Records to process:
>>>>>

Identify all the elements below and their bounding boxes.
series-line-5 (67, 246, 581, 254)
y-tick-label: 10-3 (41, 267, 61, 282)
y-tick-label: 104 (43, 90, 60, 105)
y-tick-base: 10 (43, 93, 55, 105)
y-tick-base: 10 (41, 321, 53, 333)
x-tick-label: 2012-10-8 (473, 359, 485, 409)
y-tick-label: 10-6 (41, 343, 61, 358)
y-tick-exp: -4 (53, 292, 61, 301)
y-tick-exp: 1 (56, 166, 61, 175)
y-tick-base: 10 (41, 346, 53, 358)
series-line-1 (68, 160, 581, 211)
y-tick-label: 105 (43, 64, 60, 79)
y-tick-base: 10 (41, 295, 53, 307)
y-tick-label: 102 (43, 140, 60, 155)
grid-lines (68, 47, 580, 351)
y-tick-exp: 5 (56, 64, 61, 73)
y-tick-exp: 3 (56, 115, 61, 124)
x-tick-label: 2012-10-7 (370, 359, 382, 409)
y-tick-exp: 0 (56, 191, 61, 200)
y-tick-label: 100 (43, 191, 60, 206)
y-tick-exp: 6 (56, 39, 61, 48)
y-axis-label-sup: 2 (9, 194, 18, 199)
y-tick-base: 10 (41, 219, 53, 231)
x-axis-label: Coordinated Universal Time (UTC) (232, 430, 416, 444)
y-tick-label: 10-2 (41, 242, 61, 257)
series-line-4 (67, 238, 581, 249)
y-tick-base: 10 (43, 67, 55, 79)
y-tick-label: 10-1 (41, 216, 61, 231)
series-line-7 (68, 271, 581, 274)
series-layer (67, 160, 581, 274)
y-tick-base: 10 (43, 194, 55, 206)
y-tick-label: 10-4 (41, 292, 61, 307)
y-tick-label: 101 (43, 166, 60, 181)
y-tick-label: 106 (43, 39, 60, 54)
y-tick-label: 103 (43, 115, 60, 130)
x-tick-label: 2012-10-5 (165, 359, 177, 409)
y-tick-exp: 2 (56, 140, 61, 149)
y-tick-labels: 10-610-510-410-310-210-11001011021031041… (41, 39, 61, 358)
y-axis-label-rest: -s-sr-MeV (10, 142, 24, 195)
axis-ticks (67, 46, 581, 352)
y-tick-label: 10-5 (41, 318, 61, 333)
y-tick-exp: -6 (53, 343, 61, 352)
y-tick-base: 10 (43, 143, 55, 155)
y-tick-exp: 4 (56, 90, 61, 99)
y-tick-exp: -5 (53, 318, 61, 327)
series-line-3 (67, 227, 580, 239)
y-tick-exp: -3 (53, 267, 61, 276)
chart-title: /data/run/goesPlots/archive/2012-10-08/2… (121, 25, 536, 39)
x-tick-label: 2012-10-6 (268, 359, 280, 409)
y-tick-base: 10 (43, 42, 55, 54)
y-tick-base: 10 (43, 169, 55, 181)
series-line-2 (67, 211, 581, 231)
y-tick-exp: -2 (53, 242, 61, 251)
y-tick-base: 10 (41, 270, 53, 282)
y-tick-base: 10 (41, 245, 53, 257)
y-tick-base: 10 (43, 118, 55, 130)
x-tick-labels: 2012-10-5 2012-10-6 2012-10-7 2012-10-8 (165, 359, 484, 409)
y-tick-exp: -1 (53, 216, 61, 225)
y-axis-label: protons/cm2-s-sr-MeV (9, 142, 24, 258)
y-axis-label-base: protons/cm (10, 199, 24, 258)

<<<<<

Instructions to follow: Reproduce every one of the entries above, line for line, with no changes.

Worked solution:
Identify all the elements below and their bounding boxes.
series-line-5 (67, 246, 581, 254)
y-tick-label: 10-3 (41, 267, 61, 282)
y-tick-label: 104 (43, 90, 60, 105)
y-tick-base: 10 (43, 93, 55, 105)
y-tick-base: 10 (41, 321, 53, 333)
x-tick-label: 2012-10-8 (473, 359, 485, 409)
y-tick-label: 10-6 (41, 343, 61, 358)
y-tick-exp: -4 (53, 292, 61, 301)
y-tick-exp: 1 (56, 166, 61, 175)
y-tick-base: 10 (41, 346, 53, 358)
series-line-1 (68, 160, 581, 211)
y-tick-label: 105 (43, 64, 60, 79)
y-tick-base: 10 (41, 295, 53, 307)
y-tick-label: 102 (43, 140, 60, 155)
grid-lines (68, 47, 580, 351)
y-tick-exp: 5 (56, 64, 61, 73)
y-tick-exp: 3 (56, 115, 61, 124)
x-tick-label: 2012-10-7 (370, 359, 382, 409)
y-tick-exp: 0 (56, 191, 61, 200)
y-tick-label: 100 (43, 191, 60, 206)
y-tick-exp: 6 (56, 39, 61, 48)
y-axis-label-sup: 2 (9, 194, 18, 199)
y-tick-base: 10 (41, 219, 53, 231)
x-axis-label: Coordinated Universal Time (UTC) (232, 430, 416, 444)
y-tick-label: 10-2 (41, 242, 61, 257)
series-line-4 (67, 238, 581, 249)
y-tick-base: 10 (43, 67, 55, 79)
y-tick-label: 10-1 (41, 216, 61, 231)
series-line-7 (68, 271, 581, 274)
series-layer (67, 160, 581, 274)
y-tick-base: 10 (43, 194, 55, 206)
y-tick-label: 10-4 (41, 292, 61, 307)
y-tick-label: 101 (43, 166, 60, 181)
y-tick-label: 106 (43, 39, 60, 54)
y-tick-label: 103 (43, 115, 60, 130)
x-tick-label: 2012-10-5 (165, 359, 177, 409)
y-tick-exp: 2 (56, 140, 61, 149)
y-tick-labels: 10-610-510-410-310-210-11001011021031041… (41, 39, 61, 358)
y-axis-label-rest: -s-sr-MeV (10, 142, 24, 195)
axis-ticks (67, 46, 581, 352)
y-tick-label: 10-5 (41, 318, 61, 333)
y-tick-exp: -6 (53, 343, 61, 352)
y-tick-base: 10 (43, 143, 55, 155)
y-tick-exp: 4 (56, 90, 61, 99)
y-tick-exp: -5 (53, 318, 61, 327)
series-line-3 (67, 227, 580, 239)
y-tick-exp: -3 (53, 267, 61, 276)
chart-title: /data/run/goesPlots/archive/2012-10-08/2… (121, 25, 536, 39)
x-tick-label: 2012-10-6 (268, 359, 280, 409)
y-tick-base: 10 (43, 42, 55, 54)
y-tick-base: 10 (43, 169, 55, 181)
series-line-2 (67, 211, 581, 231)
y-tick-exp: -2 (53, 242, 61, 251)
y-tick-base: 10 (41, 270, 53, 282)
y-tick-base: 10 (41, 245, 53, 257)
y-tick-base: 10 (43, 118, 55, 130)
x-tick-labels: 2012-10-5 2012-10-6 2012-10-7 2012-10-8 (165, 359, 484, 409)
y-tick-exp: -1 (53, 216, 61, 225)
y-axis-label: protons/cm2-s-sr-MeV (9, 142, 24, 258)
y-axis-label-base: protons/cm (10, 199, 24, 258)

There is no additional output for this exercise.